:: Extracted material ::

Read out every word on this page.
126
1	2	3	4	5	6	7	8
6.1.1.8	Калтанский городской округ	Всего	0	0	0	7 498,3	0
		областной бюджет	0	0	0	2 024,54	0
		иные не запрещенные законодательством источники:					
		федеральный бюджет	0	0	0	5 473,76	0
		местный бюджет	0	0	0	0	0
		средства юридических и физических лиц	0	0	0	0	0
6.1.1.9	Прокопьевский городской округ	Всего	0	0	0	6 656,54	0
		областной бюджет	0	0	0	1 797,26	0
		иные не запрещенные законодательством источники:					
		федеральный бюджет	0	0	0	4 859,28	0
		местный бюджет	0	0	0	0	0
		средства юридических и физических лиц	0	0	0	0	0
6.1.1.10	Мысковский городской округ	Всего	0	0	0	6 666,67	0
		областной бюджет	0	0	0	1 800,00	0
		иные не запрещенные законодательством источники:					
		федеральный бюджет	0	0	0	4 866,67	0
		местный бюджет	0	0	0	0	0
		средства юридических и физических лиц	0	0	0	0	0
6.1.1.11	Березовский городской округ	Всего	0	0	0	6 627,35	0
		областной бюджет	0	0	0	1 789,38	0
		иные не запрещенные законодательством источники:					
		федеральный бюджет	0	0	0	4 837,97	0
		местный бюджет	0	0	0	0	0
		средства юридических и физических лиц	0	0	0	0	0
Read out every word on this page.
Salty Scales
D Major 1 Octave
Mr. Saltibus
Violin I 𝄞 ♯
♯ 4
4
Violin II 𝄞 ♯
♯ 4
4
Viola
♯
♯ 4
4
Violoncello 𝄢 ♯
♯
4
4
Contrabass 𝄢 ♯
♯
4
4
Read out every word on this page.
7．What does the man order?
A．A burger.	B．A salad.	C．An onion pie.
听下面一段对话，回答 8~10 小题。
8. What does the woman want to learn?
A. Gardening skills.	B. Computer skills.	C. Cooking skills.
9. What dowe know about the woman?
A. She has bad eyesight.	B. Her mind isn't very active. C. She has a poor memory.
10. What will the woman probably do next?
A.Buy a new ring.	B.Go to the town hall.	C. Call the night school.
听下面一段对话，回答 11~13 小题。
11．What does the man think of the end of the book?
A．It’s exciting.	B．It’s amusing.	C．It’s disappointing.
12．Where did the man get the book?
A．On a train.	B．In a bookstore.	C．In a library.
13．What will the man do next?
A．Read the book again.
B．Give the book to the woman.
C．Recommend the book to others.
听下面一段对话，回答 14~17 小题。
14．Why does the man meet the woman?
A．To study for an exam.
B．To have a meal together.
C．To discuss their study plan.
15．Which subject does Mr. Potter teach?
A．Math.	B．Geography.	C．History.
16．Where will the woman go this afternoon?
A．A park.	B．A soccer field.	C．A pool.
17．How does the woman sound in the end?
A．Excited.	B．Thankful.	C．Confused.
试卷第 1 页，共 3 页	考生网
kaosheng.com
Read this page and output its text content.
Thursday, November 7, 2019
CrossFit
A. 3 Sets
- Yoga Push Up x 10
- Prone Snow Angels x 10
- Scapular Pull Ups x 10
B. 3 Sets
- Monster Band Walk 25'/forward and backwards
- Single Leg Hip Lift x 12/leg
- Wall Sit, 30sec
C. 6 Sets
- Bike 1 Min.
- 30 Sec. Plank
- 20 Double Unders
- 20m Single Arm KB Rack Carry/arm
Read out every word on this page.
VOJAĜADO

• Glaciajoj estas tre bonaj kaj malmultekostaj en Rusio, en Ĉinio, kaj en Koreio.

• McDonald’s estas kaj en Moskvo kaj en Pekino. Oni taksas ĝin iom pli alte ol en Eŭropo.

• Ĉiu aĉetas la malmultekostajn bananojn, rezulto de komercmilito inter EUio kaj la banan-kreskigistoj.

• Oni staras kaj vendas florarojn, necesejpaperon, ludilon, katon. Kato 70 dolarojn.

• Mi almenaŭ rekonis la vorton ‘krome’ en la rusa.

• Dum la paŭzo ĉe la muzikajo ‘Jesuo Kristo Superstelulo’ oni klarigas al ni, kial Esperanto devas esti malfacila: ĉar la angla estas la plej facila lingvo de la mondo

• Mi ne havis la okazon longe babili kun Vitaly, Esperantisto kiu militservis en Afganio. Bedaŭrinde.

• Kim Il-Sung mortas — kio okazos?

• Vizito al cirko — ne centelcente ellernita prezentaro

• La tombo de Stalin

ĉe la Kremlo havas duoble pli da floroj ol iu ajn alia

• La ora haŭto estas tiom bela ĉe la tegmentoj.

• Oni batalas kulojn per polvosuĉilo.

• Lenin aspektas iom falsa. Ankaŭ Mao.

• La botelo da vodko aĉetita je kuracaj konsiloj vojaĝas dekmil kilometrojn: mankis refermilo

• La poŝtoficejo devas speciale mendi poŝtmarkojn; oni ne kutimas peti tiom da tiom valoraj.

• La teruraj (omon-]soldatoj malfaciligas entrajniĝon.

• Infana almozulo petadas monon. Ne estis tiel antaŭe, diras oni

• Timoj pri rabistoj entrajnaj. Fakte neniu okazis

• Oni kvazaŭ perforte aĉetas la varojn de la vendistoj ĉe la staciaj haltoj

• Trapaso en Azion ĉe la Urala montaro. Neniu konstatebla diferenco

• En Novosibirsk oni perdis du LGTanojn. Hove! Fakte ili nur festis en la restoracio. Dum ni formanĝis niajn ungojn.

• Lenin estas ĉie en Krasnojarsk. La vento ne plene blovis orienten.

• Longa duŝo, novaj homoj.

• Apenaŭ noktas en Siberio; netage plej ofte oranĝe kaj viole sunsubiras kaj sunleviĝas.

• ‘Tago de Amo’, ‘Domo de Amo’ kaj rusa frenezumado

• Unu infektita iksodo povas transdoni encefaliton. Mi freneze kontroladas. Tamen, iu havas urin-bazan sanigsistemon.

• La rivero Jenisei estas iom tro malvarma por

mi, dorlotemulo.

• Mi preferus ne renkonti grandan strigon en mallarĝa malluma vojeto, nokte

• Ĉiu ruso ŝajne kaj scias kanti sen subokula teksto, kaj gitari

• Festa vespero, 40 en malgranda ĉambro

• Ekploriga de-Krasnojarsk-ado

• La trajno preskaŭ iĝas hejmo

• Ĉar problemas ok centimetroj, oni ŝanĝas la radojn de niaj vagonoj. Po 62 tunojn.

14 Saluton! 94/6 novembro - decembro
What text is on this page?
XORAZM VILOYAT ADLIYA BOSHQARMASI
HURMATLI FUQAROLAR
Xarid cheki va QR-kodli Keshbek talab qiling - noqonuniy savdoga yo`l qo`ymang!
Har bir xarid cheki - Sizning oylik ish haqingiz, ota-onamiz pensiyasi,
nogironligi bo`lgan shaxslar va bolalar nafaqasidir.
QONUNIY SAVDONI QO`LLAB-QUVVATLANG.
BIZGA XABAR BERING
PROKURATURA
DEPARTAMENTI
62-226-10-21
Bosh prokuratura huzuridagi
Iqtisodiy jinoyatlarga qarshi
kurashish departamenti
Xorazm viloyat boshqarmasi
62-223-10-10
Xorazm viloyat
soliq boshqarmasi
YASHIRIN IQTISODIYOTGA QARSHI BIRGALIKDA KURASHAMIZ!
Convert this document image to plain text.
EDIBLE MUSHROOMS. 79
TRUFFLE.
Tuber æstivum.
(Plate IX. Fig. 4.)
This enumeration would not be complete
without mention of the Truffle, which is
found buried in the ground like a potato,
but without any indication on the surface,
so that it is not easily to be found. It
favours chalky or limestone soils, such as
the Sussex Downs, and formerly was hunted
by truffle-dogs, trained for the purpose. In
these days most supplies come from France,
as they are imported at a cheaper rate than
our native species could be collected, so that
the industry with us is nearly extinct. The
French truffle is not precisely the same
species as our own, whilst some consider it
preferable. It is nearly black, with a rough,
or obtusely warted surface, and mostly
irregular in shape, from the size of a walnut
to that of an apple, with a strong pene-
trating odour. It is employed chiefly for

:::

● **Exercise directions**
Read through the lines above and collect those that contain the string "округ".

● **Answer to the exercise**
6.1.1.8	Калтанский городской округ	Всего	0	0	0	7 498,3	0
6.1.1.9	Прокопьевский городской округ	Всего	0	0	0	6 656,54	0
6.1.1.10	Мысковский городской округ	Всего	0	0	0	6 666,67	0
6.1.1.11	Березовский городской округ	Всего	0	0	0	6 627,35	0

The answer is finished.